Challenge: Say how many lines of the listing below contain "existencia", giving the number and nothing else.

## start Given information

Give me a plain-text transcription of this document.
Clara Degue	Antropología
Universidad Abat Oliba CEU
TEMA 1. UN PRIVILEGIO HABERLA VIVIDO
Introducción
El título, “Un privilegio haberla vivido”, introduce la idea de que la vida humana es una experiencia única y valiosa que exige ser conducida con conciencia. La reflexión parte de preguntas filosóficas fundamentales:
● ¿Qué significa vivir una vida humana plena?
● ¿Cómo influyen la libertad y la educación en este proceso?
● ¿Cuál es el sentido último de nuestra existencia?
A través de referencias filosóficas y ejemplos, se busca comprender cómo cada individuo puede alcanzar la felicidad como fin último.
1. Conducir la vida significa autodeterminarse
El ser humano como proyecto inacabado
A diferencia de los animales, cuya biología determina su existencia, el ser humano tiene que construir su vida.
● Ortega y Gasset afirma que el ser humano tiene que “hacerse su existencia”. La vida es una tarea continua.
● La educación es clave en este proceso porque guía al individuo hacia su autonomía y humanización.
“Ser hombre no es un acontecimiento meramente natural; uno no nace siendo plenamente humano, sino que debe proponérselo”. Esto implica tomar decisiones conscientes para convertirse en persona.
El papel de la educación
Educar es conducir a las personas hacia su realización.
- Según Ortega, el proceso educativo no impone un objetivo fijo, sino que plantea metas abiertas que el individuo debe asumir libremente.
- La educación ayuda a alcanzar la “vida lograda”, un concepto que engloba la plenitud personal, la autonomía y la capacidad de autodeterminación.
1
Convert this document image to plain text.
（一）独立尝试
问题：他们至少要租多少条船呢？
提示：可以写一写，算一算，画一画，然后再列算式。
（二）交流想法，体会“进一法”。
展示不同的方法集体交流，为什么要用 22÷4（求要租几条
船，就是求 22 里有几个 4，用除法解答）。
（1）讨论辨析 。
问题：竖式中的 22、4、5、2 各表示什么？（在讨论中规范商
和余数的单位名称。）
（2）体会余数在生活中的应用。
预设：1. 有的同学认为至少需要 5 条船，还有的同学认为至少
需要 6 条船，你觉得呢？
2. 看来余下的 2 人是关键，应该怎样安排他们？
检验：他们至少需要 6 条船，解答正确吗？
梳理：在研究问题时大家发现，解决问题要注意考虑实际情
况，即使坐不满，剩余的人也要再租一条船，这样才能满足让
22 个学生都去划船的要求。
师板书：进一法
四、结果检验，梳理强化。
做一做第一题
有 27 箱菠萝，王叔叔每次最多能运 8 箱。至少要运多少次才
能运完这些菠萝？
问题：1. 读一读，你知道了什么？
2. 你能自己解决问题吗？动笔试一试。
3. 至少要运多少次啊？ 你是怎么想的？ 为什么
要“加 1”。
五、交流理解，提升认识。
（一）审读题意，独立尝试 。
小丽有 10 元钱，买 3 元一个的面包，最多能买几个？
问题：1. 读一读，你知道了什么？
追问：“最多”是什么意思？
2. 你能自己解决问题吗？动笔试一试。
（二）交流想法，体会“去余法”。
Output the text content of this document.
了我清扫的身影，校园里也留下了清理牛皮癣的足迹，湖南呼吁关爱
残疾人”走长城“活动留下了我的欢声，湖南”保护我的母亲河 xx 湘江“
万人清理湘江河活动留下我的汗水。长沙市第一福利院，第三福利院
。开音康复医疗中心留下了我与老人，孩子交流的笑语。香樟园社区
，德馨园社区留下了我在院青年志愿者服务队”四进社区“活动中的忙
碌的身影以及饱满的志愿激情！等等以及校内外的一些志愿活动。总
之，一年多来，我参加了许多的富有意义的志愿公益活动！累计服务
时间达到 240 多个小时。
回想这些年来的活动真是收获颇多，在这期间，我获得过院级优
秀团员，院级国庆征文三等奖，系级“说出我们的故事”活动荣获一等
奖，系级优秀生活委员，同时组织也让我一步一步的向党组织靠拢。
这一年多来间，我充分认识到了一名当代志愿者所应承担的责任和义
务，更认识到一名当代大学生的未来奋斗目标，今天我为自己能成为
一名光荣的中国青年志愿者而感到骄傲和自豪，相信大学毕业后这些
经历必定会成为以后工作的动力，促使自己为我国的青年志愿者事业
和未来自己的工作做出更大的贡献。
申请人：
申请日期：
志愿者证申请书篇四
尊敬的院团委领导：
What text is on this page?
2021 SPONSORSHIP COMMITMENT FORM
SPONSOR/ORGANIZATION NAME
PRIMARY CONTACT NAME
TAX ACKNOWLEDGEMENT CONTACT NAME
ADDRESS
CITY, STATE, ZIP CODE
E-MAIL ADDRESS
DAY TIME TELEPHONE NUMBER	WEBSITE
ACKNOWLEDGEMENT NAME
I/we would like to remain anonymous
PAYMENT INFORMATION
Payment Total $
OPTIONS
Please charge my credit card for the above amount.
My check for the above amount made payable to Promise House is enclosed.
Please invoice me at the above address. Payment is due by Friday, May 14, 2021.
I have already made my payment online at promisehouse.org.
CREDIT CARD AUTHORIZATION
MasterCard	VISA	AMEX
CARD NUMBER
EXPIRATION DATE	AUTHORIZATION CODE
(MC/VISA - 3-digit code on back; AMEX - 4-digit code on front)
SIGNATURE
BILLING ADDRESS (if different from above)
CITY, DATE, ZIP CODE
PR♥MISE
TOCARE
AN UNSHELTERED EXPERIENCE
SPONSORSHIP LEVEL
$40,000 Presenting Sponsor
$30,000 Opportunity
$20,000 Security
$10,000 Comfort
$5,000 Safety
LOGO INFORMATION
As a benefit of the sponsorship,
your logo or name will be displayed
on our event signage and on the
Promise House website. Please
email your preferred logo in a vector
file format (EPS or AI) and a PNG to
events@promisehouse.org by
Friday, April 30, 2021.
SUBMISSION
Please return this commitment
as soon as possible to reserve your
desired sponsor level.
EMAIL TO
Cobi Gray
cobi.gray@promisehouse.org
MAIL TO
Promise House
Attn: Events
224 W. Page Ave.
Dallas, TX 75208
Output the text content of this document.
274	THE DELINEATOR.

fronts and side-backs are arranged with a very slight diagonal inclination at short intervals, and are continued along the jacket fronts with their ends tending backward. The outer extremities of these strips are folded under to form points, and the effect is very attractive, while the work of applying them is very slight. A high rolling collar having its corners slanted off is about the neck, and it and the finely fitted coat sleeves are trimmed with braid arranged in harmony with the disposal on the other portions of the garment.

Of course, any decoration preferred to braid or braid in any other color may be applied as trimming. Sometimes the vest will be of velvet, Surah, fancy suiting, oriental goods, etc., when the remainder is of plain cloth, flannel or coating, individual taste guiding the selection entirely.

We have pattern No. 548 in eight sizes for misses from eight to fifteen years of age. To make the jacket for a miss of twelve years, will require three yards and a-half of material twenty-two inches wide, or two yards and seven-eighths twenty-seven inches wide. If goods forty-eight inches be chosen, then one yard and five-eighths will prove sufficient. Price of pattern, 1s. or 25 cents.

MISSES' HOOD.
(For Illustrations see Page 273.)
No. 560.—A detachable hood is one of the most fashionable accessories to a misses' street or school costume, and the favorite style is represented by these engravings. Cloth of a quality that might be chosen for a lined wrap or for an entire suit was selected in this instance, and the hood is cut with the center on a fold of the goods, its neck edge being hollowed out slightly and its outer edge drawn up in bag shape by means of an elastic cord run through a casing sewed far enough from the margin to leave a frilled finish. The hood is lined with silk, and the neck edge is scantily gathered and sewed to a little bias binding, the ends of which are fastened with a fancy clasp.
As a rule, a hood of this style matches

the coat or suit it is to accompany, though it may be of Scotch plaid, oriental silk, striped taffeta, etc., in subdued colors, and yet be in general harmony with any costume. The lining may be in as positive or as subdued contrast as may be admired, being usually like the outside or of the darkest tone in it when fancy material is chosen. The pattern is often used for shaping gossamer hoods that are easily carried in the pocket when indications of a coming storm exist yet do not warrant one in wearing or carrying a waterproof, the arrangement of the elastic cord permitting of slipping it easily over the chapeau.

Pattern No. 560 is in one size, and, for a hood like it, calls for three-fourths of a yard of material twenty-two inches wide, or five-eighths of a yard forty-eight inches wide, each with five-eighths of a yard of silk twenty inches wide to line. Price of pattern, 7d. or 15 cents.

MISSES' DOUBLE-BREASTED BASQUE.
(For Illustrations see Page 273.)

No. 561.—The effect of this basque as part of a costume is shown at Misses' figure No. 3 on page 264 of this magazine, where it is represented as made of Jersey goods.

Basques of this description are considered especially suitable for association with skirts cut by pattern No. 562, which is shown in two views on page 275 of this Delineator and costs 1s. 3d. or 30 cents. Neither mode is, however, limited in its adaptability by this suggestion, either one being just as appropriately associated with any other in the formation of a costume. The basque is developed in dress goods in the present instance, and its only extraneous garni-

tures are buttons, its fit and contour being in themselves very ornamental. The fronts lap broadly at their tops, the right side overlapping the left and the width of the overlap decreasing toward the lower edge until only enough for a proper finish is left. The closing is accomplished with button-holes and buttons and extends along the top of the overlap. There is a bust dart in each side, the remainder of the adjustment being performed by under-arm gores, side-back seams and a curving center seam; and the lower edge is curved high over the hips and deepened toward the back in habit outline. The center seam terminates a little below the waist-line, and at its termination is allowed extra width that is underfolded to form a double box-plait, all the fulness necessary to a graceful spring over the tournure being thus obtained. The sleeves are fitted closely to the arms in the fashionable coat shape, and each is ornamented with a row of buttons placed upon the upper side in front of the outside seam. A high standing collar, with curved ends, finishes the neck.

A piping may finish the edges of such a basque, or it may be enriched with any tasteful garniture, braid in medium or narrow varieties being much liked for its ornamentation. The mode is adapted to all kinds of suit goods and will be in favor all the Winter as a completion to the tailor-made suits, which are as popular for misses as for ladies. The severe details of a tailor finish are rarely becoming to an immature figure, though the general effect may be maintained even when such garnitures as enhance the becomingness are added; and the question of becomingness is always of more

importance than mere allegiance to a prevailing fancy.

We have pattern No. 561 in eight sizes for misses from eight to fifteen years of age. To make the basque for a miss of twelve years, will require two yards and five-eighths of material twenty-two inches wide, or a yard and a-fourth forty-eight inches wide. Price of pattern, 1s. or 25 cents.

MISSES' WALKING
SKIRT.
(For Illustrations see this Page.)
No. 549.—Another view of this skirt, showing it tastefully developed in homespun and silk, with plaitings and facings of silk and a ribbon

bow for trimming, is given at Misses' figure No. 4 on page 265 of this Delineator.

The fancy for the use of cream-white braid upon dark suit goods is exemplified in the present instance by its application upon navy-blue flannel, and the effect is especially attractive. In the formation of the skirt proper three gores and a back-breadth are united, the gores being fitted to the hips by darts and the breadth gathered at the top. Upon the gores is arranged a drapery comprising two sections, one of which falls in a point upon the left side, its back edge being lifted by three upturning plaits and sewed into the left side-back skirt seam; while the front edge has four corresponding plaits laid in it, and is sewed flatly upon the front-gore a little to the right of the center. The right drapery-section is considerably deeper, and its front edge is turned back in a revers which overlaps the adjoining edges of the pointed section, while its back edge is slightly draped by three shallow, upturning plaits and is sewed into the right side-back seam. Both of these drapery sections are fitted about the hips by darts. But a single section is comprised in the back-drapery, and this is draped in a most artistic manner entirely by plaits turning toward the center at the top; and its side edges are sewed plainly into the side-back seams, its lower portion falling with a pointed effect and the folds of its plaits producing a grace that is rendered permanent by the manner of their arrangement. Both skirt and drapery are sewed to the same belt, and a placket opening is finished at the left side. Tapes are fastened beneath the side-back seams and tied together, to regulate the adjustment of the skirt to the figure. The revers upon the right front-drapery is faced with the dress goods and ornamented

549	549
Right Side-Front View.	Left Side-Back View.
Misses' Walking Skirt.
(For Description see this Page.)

## end Given information

Answer to the problem: 3